__Set problem__. Copy out each line of the listing that has the word "help" in it.

__Entries supplied__.
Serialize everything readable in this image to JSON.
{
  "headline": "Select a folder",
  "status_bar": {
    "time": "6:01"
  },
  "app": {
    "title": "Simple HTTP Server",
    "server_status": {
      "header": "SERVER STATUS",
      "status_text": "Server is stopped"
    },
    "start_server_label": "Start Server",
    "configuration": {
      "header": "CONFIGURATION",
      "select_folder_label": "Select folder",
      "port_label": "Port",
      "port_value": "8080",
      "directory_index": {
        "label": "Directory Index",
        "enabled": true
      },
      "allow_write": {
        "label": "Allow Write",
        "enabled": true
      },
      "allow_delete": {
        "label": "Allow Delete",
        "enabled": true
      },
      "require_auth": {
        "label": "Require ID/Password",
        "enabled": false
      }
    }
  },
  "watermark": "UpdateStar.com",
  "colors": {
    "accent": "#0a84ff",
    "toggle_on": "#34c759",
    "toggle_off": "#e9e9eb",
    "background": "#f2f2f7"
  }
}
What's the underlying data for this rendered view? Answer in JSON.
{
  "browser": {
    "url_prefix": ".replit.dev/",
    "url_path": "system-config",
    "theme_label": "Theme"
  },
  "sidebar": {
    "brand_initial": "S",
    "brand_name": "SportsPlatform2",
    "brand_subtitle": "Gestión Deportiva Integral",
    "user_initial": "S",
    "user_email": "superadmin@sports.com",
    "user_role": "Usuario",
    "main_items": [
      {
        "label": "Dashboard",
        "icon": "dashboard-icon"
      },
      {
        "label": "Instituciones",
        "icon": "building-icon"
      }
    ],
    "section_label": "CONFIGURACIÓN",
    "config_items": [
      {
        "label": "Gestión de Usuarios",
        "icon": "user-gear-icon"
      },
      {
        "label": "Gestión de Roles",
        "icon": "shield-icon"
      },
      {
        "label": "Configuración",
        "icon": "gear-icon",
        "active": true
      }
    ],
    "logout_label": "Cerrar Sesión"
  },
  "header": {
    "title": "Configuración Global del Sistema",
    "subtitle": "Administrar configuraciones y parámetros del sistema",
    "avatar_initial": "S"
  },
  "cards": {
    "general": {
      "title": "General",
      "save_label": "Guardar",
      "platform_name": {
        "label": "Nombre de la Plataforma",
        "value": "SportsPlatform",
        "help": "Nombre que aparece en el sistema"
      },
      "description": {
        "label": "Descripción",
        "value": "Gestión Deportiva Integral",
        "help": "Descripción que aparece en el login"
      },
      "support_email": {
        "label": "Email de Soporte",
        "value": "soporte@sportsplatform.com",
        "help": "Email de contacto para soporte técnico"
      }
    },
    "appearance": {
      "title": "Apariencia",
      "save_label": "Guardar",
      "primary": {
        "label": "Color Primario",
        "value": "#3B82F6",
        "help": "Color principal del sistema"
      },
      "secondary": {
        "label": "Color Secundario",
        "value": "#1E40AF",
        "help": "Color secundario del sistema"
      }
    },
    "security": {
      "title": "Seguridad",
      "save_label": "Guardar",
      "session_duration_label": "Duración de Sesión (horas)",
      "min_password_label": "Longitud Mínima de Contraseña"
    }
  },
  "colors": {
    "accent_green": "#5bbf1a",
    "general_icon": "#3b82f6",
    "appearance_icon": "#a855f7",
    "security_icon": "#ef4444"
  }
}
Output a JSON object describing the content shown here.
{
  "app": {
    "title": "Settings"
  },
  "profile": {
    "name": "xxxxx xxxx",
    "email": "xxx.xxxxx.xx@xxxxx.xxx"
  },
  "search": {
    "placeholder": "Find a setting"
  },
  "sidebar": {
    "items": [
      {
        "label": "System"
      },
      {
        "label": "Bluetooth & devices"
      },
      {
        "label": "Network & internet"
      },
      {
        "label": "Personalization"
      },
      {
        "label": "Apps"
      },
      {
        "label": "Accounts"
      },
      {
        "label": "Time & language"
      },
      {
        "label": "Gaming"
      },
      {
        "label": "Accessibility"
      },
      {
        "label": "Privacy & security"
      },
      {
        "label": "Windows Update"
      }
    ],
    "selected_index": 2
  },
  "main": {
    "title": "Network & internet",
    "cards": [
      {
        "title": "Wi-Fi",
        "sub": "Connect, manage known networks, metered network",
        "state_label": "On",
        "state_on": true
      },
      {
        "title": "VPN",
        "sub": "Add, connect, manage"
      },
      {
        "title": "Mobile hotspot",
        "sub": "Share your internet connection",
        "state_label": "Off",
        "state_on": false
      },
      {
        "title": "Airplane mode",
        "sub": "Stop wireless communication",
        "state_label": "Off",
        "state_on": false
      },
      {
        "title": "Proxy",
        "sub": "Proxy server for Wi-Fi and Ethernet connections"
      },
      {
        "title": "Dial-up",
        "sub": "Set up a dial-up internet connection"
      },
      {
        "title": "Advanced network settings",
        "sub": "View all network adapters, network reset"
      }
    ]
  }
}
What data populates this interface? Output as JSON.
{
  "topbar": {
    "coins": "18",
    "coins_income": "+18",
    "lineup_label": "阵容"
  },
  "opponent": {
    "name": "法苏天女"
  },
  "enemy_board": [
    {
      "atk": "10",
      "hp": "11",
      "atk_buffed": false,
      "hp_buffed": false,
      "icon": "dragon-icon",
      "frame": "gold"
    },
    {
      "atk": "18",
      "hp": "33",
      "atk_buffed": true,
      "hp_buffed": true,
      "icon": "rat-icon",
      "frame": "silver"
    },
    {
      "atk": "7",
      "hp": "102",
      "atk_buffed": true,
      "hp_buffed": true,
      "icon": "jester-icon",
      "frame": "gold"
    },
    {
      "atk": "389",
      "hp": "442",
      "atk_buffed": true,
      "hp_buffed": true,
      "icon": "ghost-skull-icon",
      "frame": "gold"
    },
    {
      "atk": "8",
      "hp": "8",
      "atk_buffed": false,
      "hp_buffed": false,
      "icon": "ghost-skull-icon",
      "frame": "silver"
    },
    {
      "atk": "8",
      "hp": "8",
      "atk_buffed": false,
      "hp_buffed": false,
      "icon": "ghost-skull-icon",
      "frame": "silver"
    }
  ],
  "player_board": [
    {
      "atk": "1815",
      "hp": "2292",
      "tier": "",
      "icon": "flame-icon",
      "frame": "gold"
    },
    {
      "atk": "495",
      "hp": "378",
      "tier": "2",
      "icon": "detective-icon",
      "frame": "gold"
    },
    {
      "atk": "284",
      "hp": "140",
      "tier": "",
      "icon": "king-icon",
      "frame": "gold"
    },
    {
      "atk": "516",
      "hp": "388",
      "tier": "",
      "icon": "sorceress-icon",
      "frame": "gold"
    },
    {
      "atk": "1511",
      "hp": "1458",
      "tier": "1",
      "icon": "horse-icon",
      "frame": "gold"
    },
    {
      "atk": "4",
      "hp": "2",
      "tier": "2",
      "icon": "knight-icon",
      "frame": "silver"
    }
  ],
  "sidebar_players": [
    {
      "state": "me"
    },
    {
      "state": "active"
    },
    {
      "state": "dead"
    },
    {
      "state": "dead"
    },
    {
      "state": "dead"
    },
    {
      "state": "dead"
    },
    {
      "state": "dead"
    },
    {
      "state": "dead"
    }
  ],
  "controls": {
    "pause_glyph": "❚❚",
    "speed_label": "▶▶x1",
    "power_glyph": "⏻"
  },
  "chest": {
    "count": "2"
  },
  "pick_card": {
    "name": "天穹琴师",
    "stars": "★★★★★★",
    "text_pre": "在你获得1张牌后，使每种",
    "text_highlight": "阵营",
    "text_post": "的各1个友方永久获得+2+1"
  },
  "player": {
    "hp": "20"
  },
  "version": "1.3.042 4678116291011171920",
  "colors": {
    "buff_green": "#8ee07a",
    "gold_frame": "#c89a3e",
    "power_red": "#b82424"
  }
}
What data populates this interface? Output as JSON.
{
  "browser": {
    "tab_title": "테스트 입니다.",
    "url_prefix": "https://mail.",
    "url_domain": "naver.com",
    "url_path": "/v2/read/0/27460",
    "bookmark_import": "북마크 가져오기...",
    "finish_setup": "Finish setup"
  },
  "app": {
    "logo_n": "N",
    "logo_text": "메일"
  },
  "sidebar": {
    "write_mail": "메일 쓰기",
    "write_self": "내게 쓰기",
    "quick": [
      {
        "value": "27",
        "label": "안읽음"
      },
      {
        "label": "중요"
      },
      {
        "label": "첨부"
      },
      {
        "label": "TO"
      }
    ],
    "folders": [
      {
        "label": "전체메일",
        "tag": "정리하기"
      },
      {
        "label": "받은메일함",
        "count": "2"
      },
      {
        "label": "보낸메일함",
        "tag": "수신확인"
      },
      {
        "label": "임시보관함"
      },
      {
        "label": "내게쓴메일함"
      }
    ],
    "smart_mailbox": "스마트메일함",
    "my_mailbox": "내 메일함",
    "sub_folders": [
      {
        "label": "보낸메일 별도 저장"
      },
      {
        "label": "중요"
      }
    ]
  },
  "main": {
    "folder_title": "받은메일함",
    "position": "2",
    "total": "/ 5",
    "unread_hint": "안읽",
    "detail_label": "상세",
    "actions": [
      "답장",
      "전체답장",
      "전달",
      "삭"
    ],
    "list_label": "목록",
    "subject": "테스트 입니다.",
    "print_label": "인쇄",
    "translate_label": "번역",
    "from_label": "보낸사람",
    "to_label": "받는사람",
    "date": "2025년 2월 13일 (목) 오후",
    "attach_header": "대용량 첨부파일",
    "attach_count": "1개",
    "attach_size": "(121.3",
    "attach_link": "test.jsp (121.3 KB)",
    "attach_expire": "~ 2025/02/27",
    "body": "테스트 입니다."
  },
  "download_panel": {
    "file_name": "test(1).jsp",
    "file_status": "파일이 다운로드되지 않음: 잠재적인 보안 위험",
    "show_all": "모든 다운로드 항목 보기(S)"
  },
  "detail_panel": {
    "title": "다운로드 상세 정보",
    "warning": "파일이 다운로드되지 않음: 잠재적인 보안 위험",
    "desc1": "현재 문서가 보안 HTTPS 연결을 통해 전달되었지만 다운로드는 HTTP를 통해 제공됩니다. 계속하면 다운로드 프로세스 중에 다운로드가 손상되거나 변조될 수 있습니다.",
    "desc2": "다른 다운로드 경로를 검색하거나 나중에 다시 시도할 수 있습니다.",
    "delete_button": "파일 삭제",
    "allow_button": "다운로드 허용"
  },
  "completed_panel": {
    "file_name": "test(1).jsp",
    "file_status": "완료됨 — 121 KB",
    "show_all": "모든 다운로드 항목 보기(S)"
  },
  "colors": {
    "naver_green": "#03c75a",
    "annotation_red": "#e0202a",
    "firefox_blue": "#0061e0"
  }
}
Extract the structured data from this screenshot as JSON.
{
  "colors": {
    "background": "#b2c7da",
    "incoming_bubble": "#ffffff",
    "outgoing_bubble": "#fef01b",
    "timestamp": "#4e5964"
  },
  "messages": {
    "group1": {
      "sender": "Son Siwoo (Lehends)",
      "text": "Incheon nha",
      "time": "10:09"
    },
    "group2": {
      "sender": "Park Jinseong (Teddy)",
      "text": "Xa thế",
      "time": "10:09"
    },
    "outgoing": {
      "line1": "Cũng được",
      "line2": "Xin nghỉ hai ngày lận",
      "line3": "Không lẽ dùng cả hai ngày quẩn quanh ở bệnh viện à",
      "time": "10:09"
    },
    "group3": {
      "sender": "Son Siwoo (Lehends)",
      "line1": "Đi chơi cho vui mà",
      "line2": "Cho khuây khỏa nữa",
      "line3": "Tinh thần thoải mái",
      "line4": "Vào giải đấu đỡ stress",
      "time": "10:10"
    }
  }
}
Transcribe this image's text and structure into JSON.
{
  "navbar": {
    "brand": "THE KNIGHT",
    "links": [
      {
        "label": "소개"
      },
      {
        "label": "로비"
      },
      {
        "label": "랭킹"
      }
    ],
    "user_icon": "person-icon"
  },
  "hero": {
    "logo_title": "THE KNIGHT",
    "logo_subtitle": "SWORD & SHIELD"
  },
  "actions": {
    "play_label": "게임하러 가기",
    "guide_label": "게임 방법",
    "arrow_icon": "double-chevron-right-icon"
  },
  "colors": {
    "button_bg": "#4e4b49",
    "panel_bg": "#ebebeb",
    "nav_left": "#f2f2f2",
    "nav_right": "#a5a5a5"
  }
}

__In response__.
        "help": "Nombre que aparece en el sistema"
        "help": "Descripción que aparece en el login"
        "help": "Email de contacto para soporte técnico"
        "help": "Color principal del sistema"
        "help": "Color secundario del sistema"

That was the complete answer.